§ Exercise directions
Extract every line of the items below character for character, and leave the pictures out of your answer.

§ Source records
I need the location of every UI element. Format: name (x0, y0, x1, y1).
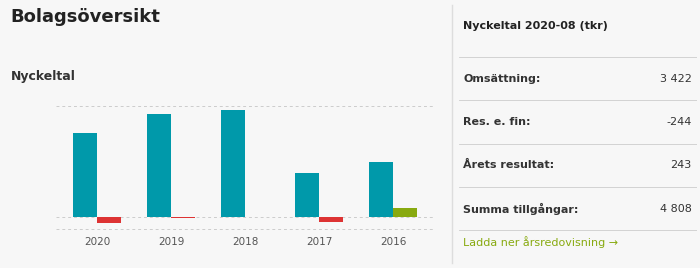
Text: Årets resultat:: Årets resultat: (463, 160, 554, 170)
Text: Omsättning:: Omsättning: (463, 73, 540, 84)
Text: Res. e. fin:: Res. e. fin: (463, 117, 531, 127)
Bar (295, 173, 319, 217)
Bar (245, 217, 269, 218)
Text: Ladda ner årsredovisning →: Ladda ner årsredovisning → (463, 237, 618, 248)
Text: Bolagsöversikt: Bolagsöversikt (10, 8, 160, 26)
Bar (393, 209, 416, 217)
Bar (319, 217, 343, 222)
Bar (97, 217, 120, 223)
Text: 243: 243 (671, 160, 692, 170)
Bar (171, 217, 195, 218)
Text: Nyckeltal: Nyckeltal (10, 70, 76, 83)
Text: -244: -244 (666, 117, 692, 127)
Text: Nyckeltal 2020-08 (tkr): Nyckeltal 2020-08 (tkr) (463, 21, 608, 31)
Bar (370, 162, 393, 217)
Bar (74, 133, 97, 217)
Text: 3 422: 3 422 (660, 73, 692, 84)
Text: Summa tillgångar:: Summa tillgångar: (463, 203, 579, 215)
Text: 4 808: 4 808 (660, 204, 692, 214)
Bar (147, 114, 171, 217)
Bar (221, 110, 245, 217)
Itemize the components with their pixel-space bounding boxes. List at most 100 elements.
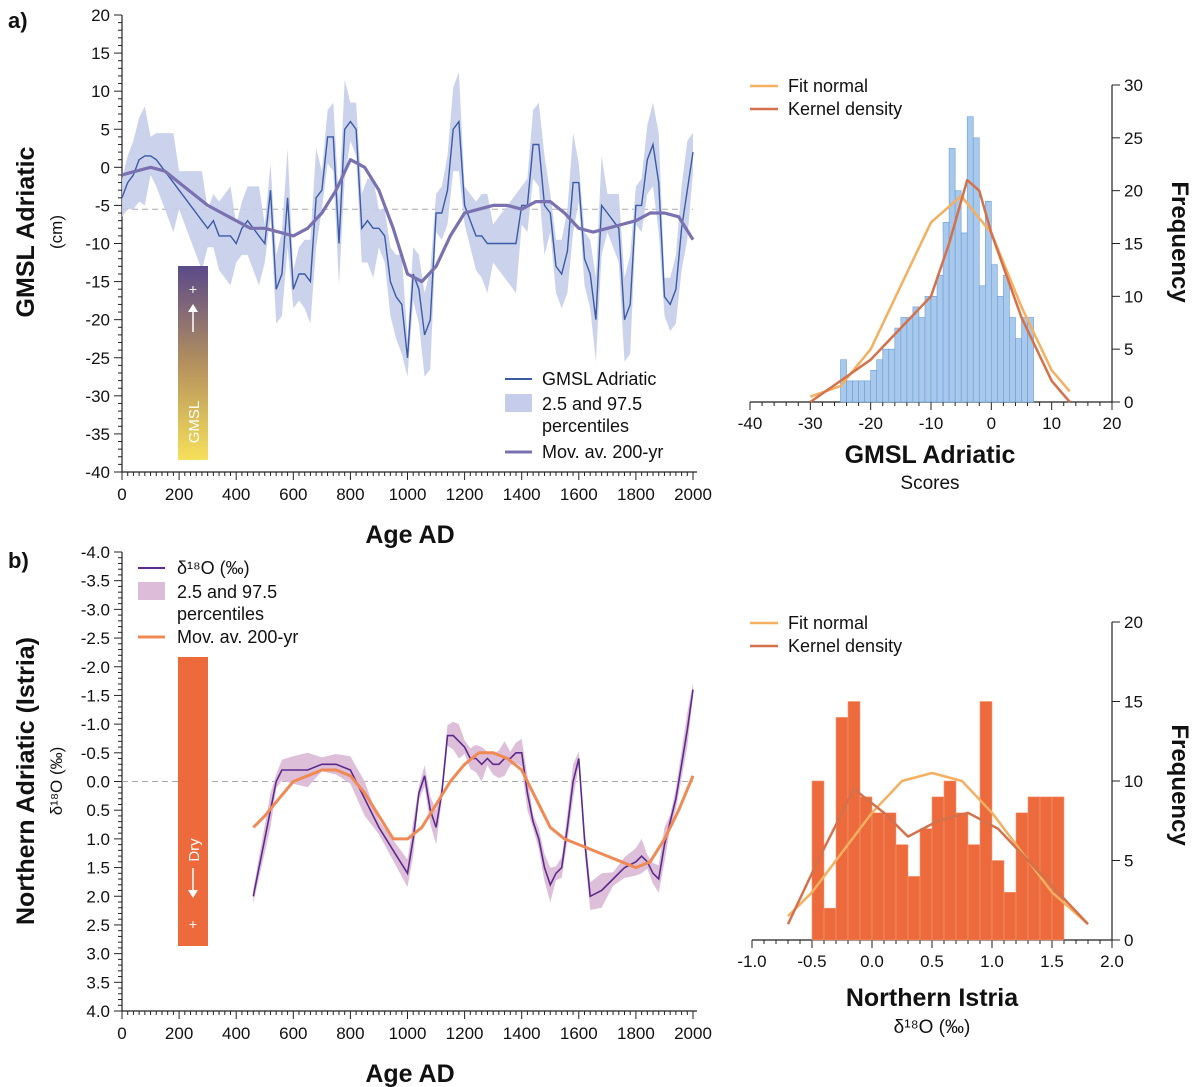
y-tick-label: 10: [1124, 772, 1143, 791]
x-tick-label: 2.0: [1100, 952, 1124, 971]
histogram-bar: [823, 907, 837, 941]
y-tick-label: 2.5: [86, 916, 110, 935]
histogram-bar: [883, 812, 897, 941]
x-tick-label: -40: [738, 414, 763, 433]
y-tick-label: 1.5: [86, 859, 110, 878]
y-tick-label: 0.0: [86, 773, 110, 792]
x-tick-label: 10: [1042, 414, 1061, 433]
panel-b-axes: 0 200 400 600 800 1000 1200 1400 1600 1800 2000 -4.…: [81, 543, 712, 1043]
x-tick-label: 600: [279, 485, 307, 504]
histogram-bar: [900, 317, 908, 403]
fit-normal-curve: [809, 194, 1071, 398]
histogram-bar: [871, 812, 885, 941]
panel-a-letter: a): [8, 8, 28, 33]
histogram-bar: [972, 137, 980, 403]
hist-b-plot: [786, 701, 1089, 941]
gmsl-arrow-head: [188, 304, 198, 312]
histogram-bar: [978, 285, 986, 403]
d18o-series-line: [252, 689, 694, 898]
y-tick-label: -10: [85, 235, 110, 254]
x-tick-label: -0.5: [797, 952, 826, 971]
y-tick-label: 3.5: [86, 973, 110, 992]
x-tick-label: 1200: [446, 1024, 484, 1043]
x-tick-label: -1.0: [737, 952, 766, 971]
y-tick-label: -5: [95, 196, 110, 215]
legend-a-band-swatch: [505, 394, 532, 412]
y-tick-label: -1.5: [81, 686, 110, 705]
x-tick-label: 2000: [674, 1024, 712, 1043]
histogram-bar: [948, 148, 956, 403]
x-tick-label: 1000: [389, 485, 427, 504]
dry-bar-sign: +: [189, 916, 197, 932]
histogram-bar: [858, 380, 865, 403]
y-tick-label: 0: [101, 158, 110, 177]
y-tick-label: 4.0: [86, 1002, 110, 1021]
histogram-bar: [846, 380, 853, 403]
y-tick-label: -35: [85, 425, 110, 444]
y-tick-label: 10: [1124, 287, 1143, 306]
y-tick-label: 30: [1124, 76, 1143, 95]
histogram-bar: [835, 717, 849, 941]
kernel-density-curve: [809, 178, 1071, 404]
x-tick-label: 1200: [446, 485, 484, 504]
histogram-bar: [997, 296, 1004, 403]
x-tick-label: 1000: [389, 1024, 427, 1043]
histogram-bar: [882, 348, 890, 403]
x-tick-label: 1.0: [980, 952, 1004, 971]
x-tick-label: 0.0: [860, 952, 884, 971]
y-tick-label: -2.0: [81, 658, 110, 677]
histogram-bar: [991, 860, 1005, 941]
panel-b-ylabel: Northern Adriatic (Istria): [12, 637, 40, 925]
histogram-bar: [924, 296, 932, 403]
panel-a-axes: 0 200 400 600 800 1000 1200 1400 1600 1800 2000 20 1…: [85, 6, 711, 504]
x-tick-label: -30: [798, 414, 823, 433]
y-tick-label: 15: [1124, 235, 1143, 254]
histogram-bar: [870, 369, 878, 403]
d18o-movav-series-line: [252, 751, 695, 870]
hist-b-xsublabel: δ¹⁸O (‰): [894, 1017, 971, 1038]
gmsl-gradient-bar: [178, 266, 208, 460]
y-tick-label: 0: [1124, 931, 1133, 950]
legend-a-item-4: Mov. av. 200-yr: [542, 442, 663, 462]
histogram-bar: [859, 796, 873, 941]
histogram-bar: [912, 306, 920, 403]
x-tick-label: 1600: [560, 1024, 598, 1043]
histogram-bar: [966, 116, 974, 403]
hist-a-legend: Fit normal Kernel density: [750, 76, 902, 119]
histogram-bar: [906, 317, 914, 403]
y-tick-label: -3.5: [81, 572, 110, 591]
y-tick-label: 0: [1124, 393, 1133, 412]
x-tick-label: 1400: [503, 1024, 541, 1043]
panel-a-legend: GMSL Adriatic 2.5 and 97.5 percentiles M…: [505, 369, 663, 462]
histogram-bar: [960, 232, 968, 403]
histogram-bar: [888, 348, 896, 403]
hist-a-xlabel: GMSL Adriatic: [845, 441, 1016, 469]
x-tick-label: 1800: [617, 1024, 655, 1043]
hist-a-plot: [809, 116, 1071, 404]
x-tick-label: 400: [222, 485, 250, 504]
y-tick-label: 2.0: [86, 887, 110, 906]
y-tick-label: -0.5: [81, 744, 110, 763]
histogram-bar: [864, 380, 871, 403]
legend-b-item-2: 2.5 and 97.5: [177, 582, 277, 602]
hist-a-xsublabel: Scores: [900, 473, 959, 494]
legend-a-item-3: percentiles: [542, 416, 629, 436]
legend-b-item-4: Mov. av. 200-yr: [177, 627, 298, 647]
y-tick-label: -30: [85, 387, 110, 406]
legend-a-item-1: GMSL Adriatic: [542, 369, 656, 389]
hist-b-xlabel: Northern Istria: [846, 984, 1019, 1012]
histogram-bar: [907, 876, 921, 941]
gmsl-bar-label: GMSL: [186, 401, 203, 444]
y-tick-label: 5: [101, 120, 110, 139]
histogram-bar: [876, 359, 884, 403]
legend-b-item-3: percentiles: [177, 604, 264, 624]
x-tick-label: 1.5: [1040, 952, 1064, 971]
x-tick-label: 200: [165, 485, 193, 504]
y-tick-label: -3.0: [81, 600, 110, 619]
histogram-bar: [919, 828, 933, 941]
kernel-density-curve: [786, 787, 1089, 925]
legend-bh-item-1: Fit normal: [788, 613, 868, 633]
histogram-bar: [1003, 891, 1017, 941]
x-tick-label: 1400: [503, 485, 541, 504]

§ Task answer
I need the location of every UI element. Format: name (x0, y0, x1, y1).
Text: Årets resultat:: Årets resultat: (463, 160, 554, 170)
Text: Omsättning:: Omsättning: (463, 73, 540, 84)
Text: Res. e. fin:: Res. e. fin: (463, 117, 531, 127)
Bar (295, 173, 319, 217)
Bar (245, 217, 269, 218)
Text: Ladda ner årsredovisning →: Ladda ner årsredovisning → (463, 237, 618, 248)
Text: Bolagsöversikt: Bolagsöversikt (10, 8, 160, 26)
Bar (393, 209, 416, 217)
Bar (319, 217, 343, 222)
Bar (97, 217, 120, 223)
Text: 243: 243 (671, 160, 692, 170)
Bar (171, 217, 195, 218)
Text: Nyckeltal: Nyckeltal (10, 70, 76, 83)
Text: -244: -244 (666, 117, 692, 127)
Text: Nyckeltal 2020-08 (tkr): Nyckeltal 2020-08 (tkr) (463, 21, 608, 31)
Bar (370, 162, 393, 217)
Bar (74, 133, 97, 217)
Text: 3 422: 3 422 (660, 73, 692, 84)
Text: Summa tillgångar:: Summa tillgångar: (463, 203, 579, 215)
Text: 4 808: 4 808 (660, 204, 692, 214)
Bar (147, 114, 171, 217)
Bar (221, 110, 245, 217)
Itemize the components with their pixel-space bounding boxes. List at most 100 elements.
y-tick-label: 10: [1124, 772, 1143, 791]
x-tick-label: 2.0: [1100, 952, 1124, 971]
histogram-bar: [823, 907, 837, 941]
y-tick-label: 2.5: [86, 916, 110, 935]
histogram-bar: [883, 812, 897, 941]
x-tick-label: -40: [738, 414, 763, 433]
y-tick-label: 1.5: [86, 859, 110, 878]
y-tick-label: 0.0: [86, 773, 110, 792]
x-tick-label: 10: [1042, 414, 1061, 433]
panel-b-axes: 0 200 400 600 800 1000 1200 1400 1600 1800 2000 -4.…: [81, 543, 712, 1043]
x-tick-label: 600: [279, 485, 307, 504]
histogram-bar: [900, 317, 908, 403]
fit-normal-curve: [809, 194, 1071, 398]
histogram-bar: [871, 812, 885, 941]
panel-a-letter: a): [8, 8, 28, 33]
histogram-bar: [972, 137, 980, 403]
hist-b-plot: [786, 701, 1089, 941]
gmsl-arrow-head: [188, 304, 198, 312]
histogram-bar: [978, 285, 986, 403]
d18o-series-line: [252, 689, 694, 898]
y-tick-label: -10: [85, 235, 110, 254]
x-tick-label: -0.5: [797, 952, 826, 971]
y-tick-label: 3.5: [86, 973, 110, 992]
x-tick-label: 1200: [446, 1024, 484, 1043]
x-tick-label: -1.0: [737, 952, 766, 971]
y-tick-label: -5: [95, 196, 110, 215]
legend-a-band-swatch: [505, 394, 532, 412]
y-tick-label: -1.5: [81, 686, 110, 705]
x-tick-label: 2000: [674, 1024, 712, 1043]
histogram-bar: [948, 148, 956, 403]
x-tick-label: 1000: [389, 485, 427, 504]
dry-bar-sign: +: [189, 916, 197, 932]
histogram-bar: [858, 380, 865, 403]
y-tick-label: 0: [101, 158, 110, 177]
y-tick-label: 4.0: [86, 1002, 110, 1021]
histogram-bar: [846, 380, 853, 403]
y-tick-label: -35: [85, 425, 110, 444]
y-tick-label: 10: [1124, 287, 1143, 306]
y-tick-label: 30: [1124, 76, 1143, 95]
histogram-bar: [835, 717, 849, 941]
kernel-density-curve: [809, 178, 1071, 404]
x-tick-label: 1200: [446, 485, 484, 504]
histogram-bar: [997, 296, 1004, 403]
x-tick-label: 1000: [389, 1024, 427, 1043]
histogram-bar: [882, 348, 890, 403]
x-tick-label: 1.0: [980, 952, 1004, 971]
x-tick-label: 0.0: [860, 952, 884, 971]
y-tick-label: -2.0: [81, 658, 110, 677]
histogram-bar: [991, 860, 1005, 941]
panel-b-ylabel: Northern Adriatic (Istria): [12, 637, 40, 925]
histogram-bar: [924, 296, 932, 403]
panel-a-axes: 0 200 400 600 800 1000 1200 1400 1600 1800 2000 20 1…: [85, 6, 711, 504]
x-tick-label: -30: [798, 414, 823, 433]
y-tick-label: 15: [1124, 235, 1143, 254]
histogram-bar: [870, 369, 878, 403]
d18o-movav-series-line: [252, 751, 695, 870]
hist-b-xsublabel: δ¹⁸O (‰): [894, 1017, 971, 1038]
gmsl-gradient-bar: [178, 266, 208, 460]
y-tick-label: 0: [1124, 931, 1133, 950]
legend-a-item-4: Mov. av. 200-yr: [542, 442, 663, 462]
histogram-bar: [859, 796, 873, 941]
histogram-bar: [912, 306, 920, 403]
x-tick-label: 1600: [560, 1024, 598, 1043]
histogram-bar: [966, 116, 974, 403]
hist-a-legend: Fit normal Kernel density: [750, 76, 902, 119]
histogram-bar: [906, 317, 914, 403]
y-tick-label: -3.5: [81, 572, 110, 591]
y-tick-label: 0: [1124, 393, 1133, 412]
x-tick-label: 1400: [503, 1024, 541, 1043]
panel-a-legend: GMSL Adriatic 2.5 and 97.5 percentiles M…: [505, 369, 663, 462]
histogram-bar: [960, 232, 968, 403]
histogram-bar: [888, 348, 896, 403]
hist-a-xlabel: GMSL Adriatic: [845, 441, 1016, 469]
x-tick-label: 1800: [617, 1024, 655, 1043]
hist-a-plot: [809, 116, 1071, 404]
x-tick-label: 400: [222, 485, 250, 504]
y-tick-label: 2.0: [86, 887, 110, 906]
y-tick-label: -0.5: [81, 744, 110, 763]
histogram-bar: [864, 380, 871, 403]
legend-b-item-2: 2.5 and 97.5: [177, 582, 277, 602]
hist-a-xsublabel: Scores: [900, 473, 959, 494]
legend-a-item-3: percentiles: [542, 416, 629, 436]
legend-b-item-4: Mov. av. 200-yr: [177, 627, 298, 647]
y-tick-label: -30: [85, 387, 110, 406]
legend-a-item-1: GMSL Adriatic: [542, 369, 656, 389]
hist-b-xlabel: Northern Istria: [846, 984, 1019, 1012]
histogram-bar: [907, 876, 921, 941]
gmsl-bar-label: GMSL: [186, 401, 203, 444]
y-tick-label: 5: [101, 120, 110, 139]
histogram-bar: [876, 359, 884, 403]
legend-b-item-3: percentiles: [177, 604, 264, 624]
x-tick-label: 1.5: [1040, 952, 1064, 971]
x-tick-label: 200: [165, 485, 193, 504]
y-tick-label: -3.0: [81, 600, 110, 619]
histogram-bar: [919, 828, 933, 941]
kernel-density-curve: [786, 787, 1089, 925]
legend-bh-item-1: Fit normal: [788, 613, 868, 633]
histogram-bar: [1003, 891, 1017, 941]
x-tick-label: 1400: [503, 485, 541, 504]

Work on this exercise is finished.